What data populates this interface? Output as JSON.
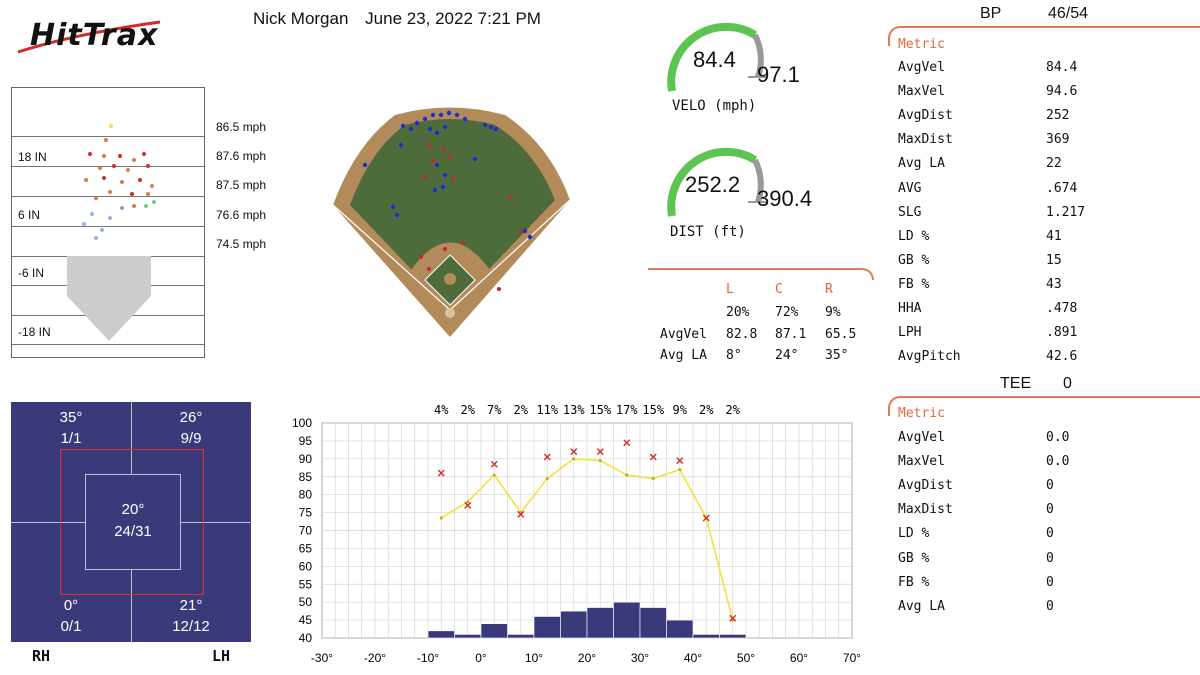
{
  "logo": {
    "text": "HitTrax"
  },
  "header": {
    "player": "Nick Morgan",
    "datetime": "June 23, 2022 7:21 PM"
  },
  "strike_zone": {
    "labels": [
      "18 IN",
      "6 IN",
      "-6 IN",
      "-18 IN"
    ],
    "speeds": [
      "86.5 mph",
      "87.6 mph",
      "87.5 mph",
      "76.6 mph",
      "74.5 mph"
    ]
  },
  "gauges": {
    "velo": {
      "value": "84.4",
      "max": "97.1",
      "label": "VELO (mph)",
      "fraction": 0.87,
      "color": "#5cc552"
    },
    "dist": {
      "value": "252.2",
      "max": "390.4",
      "label": "DIST (ft)",
      "fraction": 0.65,
      "color": "#5cc552"
    }
  },
  "lcr": {
    "headers": [
      "L",
      "C",
      "R"
    ],
    "pct": [
      "20%",
      "72%",
      "9%"
    ],
    "rows": [
      {
        "label": "AvgVel",
        "values": [
          "82.8",
          "87.1",
          "65.5"
        ]
      },
      {
        "label": "Avg LA",
        "values": [
          "8°",
          "24°",
          "35°"
        ]
      }
    ]
  },
  "bp": {
    "title": "BP",
    "count": "46/54",
    "metric_header": "Metric",
    "rows": [
      {
        "label": "AvgVel",
        "value": "84.4"
      },
      {
        "label": "MaxVel",
        "value": "94.6"
      },
      {
        "label": "AvgDist",
        "value": "252"
      },
      {
        "label": "MaxDist",
        "value": "369"
      },
      {
        "label": "Avg LA",
        "value": "22"
      },
      {
        "label": "AVG",
        "value": ".674"
      },
      {
        "label": "SLG",
        "value": "1.217"
      },
      {
        "label": "LD %",
        "value": "41"
      },
      {
        "label": "GB %",
        "value": "15"
      },
      {
        "label": "FB %",
        "value": "43"
      },
      {
        "label": "HHA",
        "value": ".478"
      },
      {
        "label": "LPH",
        "value": ".891"
      },
      {
        "label": "AvgPitch",
        "value": "42.6"
      }
    ]
  },
  "tee": {
    "title": "TEE",
    "count": "0",
    "metric_header": "Metric",
    "rows": [
      {
        "label": "AvgVel",
        "value": "0.0"
      },
      {
        "label": "MaxVel",
        "value": "0.0"
      },
      {
        "label": "AvgDist",
        "value": "0"
      },
      {
        "label": "MaxDist",
        "value": "0"
      },
      {
        "label": "LD %",
        "value": "0"
      },
      {
        "label": "GB %",
        "value": "0"
      },
      {
        "label": "FB %",
        "value": "0"
      },
      {
        "label": "Avg LA",
        "value": "0"
      }
    ]
  },
  "zone": {
    "top_left": {
      "angle": "35°",
      "count": "1/1"
    },
    "top_right": {
      "angle": "26°",
      "count": "9/9"
    },
    "center": {
      "angle": "20°",
      "count": "24/31"
    },
    "bottom_left": {
      "angle": "0°",
      "count": "0/1"
    },
    "bottom_right": {
      "angle": "21°",
      "count": "12/12"
    },
    "rh": "RH",
    "lh": "LH"
  },
  "chart_data": {
    "type": "bar",
    "x_ticks": [
      "-30°",
      "-20°",
      "-10°",
      "0°",
      "10°",
      "20°",
      "30°",
      "40°",
      "50°",
      "60°",
      "70°"
    ],
    "x_range": [
      -30,
      70
    ],
    "y_ticks": [
      40,
      45,
      50,
      55,
      60,
      65,
      70,
      75,
      80,
      85,
      90,
      95,
      100
    ],
    "ylim": [
      40,
      100
    ],
    "bins": [
      -10,
      -5,
      0,
      5,
      10,
      15,
      20,
      25,
      30,
      35,
      40,
      45
    ],
    "bin_width": 5,
    "percent_labels": [
      "4%",
      "2%",
      "7%",
      "2%",
      "11%",
      "13%",
      "15%",
      "17%",
      "15%",
      "9%",
      "2%",
      "2%"
    ],
    "bar_values": [
      42,
      41,
      44,
      41,
      46,
      47.5,
      48.5,
      50,
      48.5,
      45,
      41,
      41
    ],
    "avg_line": [
      [
        -7.5,
        73.5
      ],
      [
        -2.5,
        78
      ],
      [
        2.5,
        85.5
      ],
      [
        7.5,
        75
      ],
      [
        12.5,
        84.5
      ],
      [
        17.5,
        90
      ],
      [
        22.5,
        89.5
      ],
      [
        27.5,
        85.5
      ],
      [
        32.5,
        84.5
      ],
      [
        37.5,
        87
      ],
      [
        42.5,
        73.5
      ],
      [
        47.5,
        45
      ]
    ],
    "max_points": [
      [
        -7.5,
        86
      ],
      [
        -2.5,
        77
      ],
      [
        2.5,
        88.5
      ],
      [
        7.5,
        74.5
      ],
      [
        12.5,
        90.5
      ],
      [
        17.5,
        92
      ],
      [
        22.5,
        92
      ],
      [
        27.5,
        94.5
      ],
      [
        32.5,
        90.5
      ],
      [
        37.5,
        89.5
      ],
      [
        42.5,
        73.5
      ],
      [
        47.5,
        45.5
      ]
    ],
    "colors": {
      "bar": "#3a3a7a",
      "line": "#f5e13c",
      "marker": "#d42a2a"
    }
  }
}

» **Work required**
Show every line in the records above that contains the word "count".

» **Right answer**
    "count": "46/54",
    "count": "0",
      "count": "1/1"
      "count": "9/9"
      "count": "24/31"
      "count": "0/1"
      "count": "12/12"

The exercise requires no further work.